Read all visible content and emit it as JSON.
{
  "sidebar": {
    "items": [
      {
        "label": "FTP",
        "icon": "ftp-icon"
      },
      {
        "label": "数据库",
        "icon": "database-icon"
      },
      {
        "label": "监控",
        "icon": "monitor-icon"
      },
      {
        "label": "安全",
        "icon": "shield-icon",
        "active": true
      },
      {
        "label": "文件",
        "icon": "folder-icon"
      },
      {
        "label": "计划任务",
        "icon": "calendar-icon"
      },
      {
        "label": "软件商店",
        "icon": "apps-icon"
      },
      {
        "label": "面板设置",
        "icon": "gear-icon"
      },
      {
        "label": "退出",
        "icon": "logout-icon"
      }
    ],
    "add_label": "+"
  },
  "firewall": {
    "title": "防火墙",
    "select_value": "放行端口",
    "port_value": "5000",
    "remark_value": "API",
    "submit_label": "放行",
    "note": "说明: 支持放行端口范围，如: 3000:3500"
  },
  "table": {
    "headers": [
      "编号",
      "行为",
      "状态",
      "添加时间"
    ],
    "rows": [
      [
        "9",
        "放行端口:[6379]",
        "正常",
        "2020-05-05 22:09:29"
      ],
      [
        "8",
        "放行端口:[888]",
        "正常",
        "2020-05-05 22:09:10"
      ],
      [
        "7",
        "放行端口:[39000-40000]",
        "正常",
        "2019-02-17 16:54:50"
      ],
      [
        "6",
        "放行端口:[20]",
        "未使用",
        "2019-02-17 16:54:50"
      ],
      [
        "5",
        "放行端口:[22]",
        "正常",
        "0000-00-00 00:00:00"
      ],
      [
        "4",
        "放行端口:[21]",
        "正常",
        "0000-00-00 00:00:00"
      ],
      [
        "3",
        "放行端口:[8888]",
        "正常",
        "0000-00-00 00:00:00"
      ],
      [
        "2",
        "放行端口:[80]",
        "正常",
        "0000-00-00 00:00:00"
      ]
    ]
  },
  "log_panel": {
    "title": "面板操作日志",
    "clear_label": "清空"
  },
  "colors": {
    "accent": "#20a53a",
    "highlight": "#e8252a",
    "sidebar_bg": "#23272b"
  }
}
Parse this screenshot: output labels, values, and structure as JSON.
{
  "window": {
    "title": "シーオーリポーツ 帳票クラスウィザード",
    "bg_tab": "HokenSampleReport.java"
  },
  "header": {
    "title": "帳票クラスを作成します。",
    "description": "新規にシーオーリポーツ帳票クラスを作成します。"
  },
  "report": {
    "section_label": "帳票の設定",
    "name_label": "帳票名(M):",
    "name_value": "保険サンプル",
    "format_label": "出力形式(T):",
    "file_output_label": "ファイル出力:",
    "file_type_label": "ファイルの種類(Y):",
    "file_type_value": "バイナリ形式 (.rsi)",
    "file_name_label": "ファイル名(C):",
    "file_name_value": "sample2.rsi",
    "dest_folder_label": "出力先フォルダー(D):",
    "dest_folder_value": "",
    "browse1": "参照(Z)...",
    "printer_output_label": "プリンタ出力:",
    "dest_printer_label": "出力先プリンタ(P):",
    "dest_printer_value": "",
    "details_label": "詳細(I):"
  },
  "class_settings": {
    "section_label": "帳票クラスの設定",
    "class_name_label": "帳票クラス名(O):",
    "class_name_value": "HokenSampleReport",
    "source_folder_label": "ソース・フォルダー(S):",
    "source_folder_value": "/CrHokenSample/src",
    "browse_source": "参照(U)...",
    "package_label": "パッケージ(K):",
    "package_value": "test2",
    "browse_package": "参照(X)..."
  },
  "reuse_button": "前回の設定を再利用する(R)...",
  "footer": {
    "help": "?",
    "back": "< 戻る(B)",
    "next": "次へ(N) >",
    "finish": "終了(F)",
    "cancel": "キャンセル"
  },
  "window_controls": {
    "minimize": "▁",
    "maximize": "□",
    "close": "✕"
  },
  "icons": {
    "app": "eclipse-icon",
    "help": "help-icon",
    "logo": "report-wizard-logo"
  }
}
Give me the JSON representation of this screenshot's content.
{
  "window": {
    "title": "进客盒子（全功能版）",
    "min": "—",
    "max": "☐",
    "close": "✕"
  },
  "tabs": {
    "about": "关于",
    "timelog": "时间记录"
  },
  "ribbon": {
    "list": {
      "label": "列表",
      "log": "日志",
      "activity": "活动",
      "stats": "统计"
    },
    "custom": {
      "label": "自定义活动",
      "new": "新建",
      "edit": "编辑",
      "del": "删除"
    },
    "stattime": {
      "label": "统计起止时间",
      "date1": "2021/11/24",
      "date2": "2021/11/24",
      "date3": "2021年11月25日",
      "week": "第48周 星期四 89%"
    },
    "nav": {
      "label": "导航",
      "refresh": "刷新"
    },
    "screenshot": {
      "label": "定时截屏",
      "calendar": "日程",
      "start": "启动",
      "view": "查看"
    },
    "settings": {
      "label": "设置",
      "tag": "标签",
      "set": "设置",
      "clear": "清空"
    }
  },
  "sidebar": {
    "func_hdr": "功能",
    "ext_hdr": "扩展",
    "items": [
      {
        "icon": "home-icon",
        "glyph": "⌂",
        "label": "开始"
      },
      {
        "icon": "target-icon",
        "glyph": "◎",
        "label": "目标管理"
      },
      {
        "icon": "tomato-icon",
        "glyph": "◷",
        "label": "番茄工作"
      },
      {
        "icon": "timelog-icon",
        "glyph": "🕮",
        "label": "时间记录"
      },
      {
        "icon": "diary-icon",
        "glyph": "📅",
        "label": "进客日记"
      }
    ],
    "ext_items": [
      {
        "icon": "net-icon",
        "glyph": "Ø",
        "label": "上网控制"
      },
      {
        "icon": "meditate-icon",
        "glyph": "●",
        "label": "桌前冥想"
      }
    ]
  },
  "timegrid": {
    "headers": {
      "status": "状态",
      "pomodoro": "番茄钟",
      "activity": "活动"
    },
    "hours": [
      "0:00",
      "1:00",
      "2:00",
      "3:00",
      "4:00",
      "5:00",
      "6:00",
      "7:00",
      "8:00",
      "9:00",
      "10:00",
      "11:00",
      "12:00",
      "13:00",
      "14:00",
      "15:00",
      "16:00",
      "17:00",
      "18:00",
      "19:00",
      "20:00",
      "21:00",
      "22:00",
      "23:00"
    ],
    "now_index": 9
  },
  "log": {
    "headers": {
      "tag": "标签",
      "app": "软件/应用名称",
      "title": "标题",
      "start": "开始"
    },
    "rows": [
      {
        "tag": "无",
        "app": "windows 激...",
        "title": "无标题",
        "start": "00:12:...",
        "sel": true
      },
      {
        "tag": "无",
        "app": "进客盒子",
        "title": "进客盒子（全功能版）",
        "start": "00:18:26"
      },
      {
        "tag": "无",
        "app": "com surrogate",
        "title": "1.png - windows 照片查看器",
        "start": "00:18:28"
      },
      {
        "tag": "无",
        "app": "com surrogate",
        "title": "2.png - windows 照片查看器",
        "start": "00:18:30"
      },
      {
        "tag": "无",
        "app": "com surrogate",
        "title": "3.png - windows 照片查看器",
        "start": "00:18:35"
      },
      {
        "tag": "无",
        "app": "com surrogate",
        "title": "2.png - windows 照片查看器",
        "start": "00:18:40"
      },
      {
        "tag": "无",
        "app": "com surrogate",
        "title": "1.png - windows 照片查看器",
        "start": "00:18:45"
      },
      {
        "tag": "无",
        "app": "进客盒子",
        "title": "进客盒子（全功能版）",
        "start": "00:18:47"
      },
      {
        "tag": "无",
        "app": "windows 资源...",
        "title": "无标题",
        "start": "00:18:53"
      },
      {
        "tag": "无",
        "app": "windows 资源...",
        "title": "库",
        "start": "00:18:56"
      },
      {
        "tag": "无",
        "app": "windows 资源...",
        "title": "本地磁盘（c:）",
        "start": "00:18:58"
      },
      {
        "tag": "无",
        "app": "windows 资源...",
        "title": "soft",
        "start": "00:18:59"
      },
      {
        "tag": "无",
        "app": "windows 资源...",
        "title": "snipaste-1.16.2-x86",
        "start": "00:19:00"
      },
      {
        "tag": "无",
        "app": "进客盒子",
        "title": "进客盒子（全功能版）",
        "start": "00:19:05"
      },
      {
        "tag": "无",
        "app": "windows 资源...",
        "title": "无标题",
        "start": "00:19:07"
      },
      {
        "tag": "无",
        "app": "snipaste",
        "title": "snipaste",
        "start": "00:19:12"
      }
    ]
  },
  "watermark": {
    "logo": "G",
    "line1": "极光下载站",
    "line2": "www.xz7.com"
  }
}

— Given instruction —
Search the records for the string "screenshot" and return every line in which it occurs.

— Response to this task —
Parse this screenshot: output labels, values, and structure as JSON.
Give me the JSON representation of this screenshot's content.
    "screenshot": {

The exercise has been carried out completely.